*Selected extract*.
*** Begin section ***
Having already traveled to revolutionary Cuba, Goldman’s dream was to participate in armed struggle in Latin America, whose music, culture, and language he loved, and in 1969 he was sent to Venezuela, where he participated in a fruitless guerrilla movement.
Back in France, at loose ends, alienated from everyone and everything, he entered the gangster phase of his life, frequenting the Antillean underworld of Paris, finding there accomplices in his crimes, and his alibi for his whereabouts on the night of the killings on Richard Lenoir.
After his arrest for the pharmacy killings, in his defense he cited his acts in his other hold-ups, in all of which he was armed, but where he never used his weapons. And “having no love of life,” he said he had no reason to deny a crime that would have brought with it a possible death sentence.
By the time of his trial, in December 1974, a full-fledged campaign in his defense had been launched, including figures from the Trostskyist Krivine, to Sartre and Simone Signoret, who attended his trial. Yet even his family had doubts as to his innocence, and it was only when he swore his innocence to his father on the memory of the dead of Auschwitz, and to his mother on the dead of the Resistance, that they believed him.
*** End section ***
*Instructions*.
a: In the passage about Goldman, in what month and year did his trial take place?
b: From the passage about Goldman, reproduce word for word the part that begins with the words containing "Having already traveled" and ends with "on Richard Lenoir.".

[Extracted data entries]
*** Begin section ***
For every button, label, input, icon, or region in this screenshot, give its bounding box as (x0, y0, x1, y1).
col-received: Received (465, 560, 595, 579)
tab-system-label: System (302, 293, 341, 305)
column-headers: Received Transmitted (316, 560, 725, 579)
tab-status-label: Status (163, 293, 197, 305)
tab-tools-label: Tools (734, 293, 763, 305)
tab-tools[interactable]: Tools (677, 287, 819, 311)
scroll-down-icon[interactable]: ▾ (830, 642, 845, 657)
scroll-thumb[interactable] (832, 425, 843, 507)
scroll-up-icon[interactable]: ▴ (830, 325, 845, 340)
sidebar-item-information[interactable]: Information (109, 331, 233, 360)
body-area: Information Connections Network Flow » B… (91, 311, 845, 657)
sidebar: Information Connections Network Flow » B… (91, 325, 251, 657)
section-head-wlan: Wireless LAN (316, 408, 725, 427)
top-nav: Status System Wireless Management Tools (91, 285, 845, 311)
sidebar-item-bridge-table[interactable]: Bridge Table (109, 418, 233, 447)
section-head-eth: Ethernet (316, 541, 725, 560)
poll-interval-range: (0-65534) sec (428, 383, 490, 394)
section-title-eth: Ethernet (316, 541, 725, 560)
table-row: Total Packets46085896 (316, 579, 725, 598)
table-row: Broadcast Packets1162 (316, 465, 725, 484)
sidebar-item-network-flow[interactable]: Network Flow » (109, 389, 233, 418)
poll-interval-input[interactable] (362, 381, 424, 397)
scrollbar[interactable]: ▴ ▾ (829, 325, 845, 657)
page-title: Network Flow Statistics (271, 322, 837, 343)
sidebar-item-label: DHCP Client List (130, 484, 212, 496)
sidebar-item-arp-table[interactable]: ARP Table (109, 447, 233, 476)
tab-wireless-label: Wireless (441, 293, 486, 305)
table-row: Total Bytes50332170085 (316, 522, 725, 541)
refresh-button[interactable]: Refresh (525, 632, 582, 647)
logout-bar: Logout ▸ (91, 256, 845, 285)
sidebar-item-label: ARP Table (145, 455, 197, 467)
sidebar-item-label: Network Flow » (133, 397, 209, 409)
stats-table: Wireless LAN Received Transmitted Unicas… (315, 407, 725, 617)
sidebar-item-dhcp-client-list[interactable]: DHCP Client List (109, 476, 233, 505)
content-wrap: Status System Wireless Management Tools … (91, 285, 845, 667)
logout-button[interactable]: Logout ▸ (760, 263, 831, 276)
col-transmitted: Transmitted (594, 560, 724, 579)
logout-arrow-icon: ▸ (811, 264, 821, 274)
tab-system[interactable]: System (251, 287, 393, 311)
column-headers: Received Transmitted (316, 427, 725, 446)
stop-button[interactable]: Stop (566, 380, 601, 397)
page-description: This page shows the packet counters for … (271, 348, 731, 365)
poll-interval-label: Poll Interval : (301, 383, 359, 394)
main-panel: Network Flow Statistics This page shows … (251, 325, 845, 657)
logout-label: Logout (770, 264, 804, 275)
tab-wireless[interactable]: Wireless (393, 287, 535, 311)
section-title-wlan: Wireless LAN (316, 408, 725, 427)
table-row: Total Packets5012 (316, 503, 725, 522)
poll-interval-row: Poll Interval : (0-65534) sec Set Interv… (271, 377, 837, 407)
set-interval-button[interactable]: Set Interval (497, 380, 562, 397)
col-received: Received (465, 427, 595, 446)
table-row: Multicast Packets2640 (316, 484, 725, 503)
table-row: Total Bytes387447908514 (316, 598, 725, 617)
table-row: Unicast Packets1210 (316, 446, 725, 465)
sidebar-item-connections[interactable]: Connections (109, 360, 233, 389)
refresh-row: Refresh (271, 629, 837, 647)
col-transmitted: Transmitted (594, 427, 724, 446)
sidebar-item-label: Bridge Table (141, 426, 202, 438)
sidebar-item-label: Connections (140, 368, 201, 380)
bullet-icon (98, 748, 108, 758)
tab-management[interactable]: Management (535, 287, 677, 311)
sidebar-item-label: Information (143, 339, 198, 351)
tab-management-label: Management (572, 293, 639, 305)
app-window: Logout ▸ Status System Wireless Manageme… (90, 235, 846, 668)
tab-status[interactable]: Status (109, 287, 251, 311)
*** End section ***
*Solved problems*.
a: December 1974

b:
Having already traveled to revolutionary Cuba, Goldman’s dream was to participate in armed struggle in Latin America, whose music, culture, and language he loved, and in 1969 he was sent to Venezuela, where he participated in a fruitless guerrilla movement.
Back in France, at loose ends, alienated from everyone and everything, he entered the gangster phase of his life, frequenting the Antillean underworld of Paris, finding there accomplices in his crimes, and his alibi for his whereabouts on the night of the killings on Richard Lenoir.